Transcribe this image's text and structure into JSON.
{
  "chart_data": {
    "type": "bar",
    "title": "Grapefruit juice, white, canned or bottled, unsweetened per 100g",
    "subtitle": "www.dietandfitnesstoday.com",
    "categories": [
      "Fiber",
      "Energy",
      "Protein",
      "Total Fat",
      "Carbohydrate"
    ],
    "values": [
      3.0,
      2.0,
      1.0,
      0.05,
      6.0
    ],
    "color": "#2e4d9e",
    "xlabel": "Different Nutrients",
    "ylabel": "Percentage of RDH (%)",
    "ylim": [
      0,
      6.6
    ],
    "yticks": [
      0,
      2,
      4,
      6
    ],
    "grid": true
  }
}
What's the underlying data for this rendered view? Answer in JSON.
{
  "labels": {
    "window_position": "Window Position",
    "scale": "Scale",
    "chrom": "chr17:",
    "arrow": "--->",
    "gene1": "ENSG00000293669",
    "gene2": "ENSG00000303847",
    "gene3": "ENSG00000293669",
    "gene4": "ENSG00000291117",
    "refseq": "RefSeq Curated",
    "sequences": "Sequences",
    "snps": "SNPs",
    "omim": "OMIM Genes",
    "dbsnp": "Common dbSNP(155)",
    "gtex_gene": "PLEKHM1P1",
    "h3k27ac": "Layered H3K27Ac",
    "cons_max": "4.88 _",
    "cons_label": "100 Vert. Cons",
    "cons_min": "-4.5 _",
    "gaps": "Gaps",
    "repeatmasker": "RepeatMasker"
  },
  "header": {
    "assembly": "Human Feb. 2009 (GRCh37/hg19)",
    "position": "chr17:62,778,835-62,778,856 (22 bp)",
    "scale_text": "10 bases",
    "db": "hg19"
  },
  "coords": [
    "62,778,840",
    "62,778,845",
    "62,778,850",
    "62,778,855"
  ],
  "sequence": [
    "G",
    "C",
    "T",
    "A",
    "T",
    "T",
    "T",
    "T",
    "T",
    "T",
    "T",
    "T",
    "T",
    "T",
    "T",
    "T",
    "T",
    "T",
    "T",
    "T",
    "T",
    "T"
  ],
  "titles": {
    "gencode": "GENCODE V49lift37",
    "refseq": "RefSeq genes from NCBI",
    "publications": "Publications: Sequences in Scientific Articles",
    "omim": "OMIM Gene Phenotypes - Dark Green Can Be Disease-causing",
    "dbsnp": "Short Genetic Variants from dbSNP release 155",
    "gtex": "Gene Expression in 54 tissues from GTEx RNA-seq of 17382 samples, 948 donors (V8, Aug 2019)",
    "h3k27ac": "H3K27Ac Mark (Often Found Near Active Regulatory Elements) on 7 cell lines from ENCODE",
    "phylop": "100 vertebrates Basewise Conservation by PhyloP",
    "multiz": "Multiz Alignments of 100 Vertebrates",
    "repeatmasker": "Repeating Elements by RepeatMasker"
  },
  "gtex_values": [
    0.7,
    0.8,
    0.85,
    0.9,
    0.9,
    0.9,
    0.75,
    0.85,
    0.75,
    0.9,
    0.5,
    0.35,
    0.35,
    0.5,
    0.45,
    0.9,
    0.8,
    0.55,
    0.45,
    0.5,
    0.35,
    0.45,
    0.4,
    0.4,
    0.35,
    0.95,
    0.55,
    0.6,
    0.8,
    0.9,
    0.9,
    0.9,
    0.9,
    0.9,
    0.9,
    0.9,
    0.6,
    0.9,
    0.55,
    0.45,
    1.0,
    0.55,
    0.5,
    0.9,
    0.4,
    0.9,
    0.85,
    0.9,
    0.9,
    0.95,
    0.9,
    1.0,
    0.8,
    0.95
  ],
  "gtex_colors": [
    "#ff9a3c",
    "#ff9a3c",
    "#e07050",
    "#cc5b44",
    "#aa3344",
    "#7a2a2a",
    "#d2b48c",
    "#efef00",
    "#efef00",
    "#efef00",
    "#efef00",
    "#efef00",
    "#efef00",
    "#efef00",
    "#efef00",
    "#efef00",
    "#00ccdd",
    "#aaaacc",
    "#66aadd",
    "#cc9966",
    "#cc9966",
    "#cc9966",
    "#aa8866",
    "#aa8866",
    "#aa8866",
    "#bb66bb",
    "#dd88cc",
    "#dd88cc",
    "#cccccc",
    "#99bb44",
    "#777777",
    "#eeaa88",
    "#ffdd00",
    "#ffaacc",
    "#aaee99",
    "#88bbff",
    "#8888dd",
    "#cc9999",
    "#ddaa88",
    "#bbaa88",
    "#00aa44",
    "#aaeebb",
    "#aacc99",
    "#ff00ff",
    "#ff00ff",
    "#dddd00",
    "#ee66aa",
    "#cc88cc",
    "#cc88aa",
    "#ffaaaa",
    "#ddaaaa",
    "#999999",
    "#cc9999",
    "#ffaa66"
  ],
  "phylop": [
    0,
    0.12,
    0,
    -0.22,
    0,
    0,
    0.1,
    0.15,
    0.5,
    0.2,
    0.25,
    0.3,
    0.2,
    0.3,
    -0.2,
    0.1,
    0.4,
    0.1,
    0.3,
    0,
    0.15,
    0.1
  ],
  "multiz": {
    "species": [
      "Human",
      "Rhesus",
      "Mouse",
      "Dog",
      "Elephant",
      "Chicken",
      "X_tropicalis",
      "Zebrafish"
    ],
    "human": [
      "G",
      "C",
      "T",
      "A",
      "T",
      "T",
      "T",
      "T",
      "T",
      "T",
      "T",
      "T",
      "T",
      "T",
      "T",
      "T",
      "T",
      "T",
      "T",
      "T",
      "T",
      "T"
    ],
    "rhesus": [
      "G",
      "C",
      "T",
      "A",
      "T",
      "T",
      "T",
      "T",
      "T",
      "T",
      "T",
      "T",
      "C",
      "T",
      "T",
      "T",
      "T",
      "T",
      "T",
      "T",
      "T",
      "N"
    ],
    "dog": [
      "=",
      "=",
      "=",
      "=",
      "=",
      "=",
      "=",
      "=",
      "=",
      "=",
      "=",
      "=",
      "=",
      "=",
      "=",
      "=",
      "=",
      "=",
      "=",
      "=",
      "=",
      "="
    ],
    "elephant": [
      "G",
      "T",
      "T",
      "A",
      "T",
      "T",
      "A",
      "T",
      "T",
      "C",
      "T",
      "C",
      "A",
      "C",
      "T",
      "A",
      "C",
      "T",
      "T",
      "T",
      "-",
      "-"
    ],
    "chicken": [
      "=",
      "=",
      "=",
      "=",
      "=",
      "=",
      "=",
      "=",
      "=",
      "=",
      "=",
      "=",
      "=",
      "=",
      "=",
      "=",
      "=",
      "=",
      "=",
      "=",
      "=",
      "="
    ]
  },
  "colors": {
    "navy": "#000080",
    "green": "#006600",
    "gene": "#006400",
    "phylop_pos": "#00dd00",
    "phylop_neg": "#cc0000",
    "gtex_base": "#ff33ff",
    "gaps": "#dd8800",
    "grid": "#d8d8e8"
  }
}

Task requirements: Only the number is wanted: how many lines in the listing contain the word "multiz"?

Response to this exercise: 2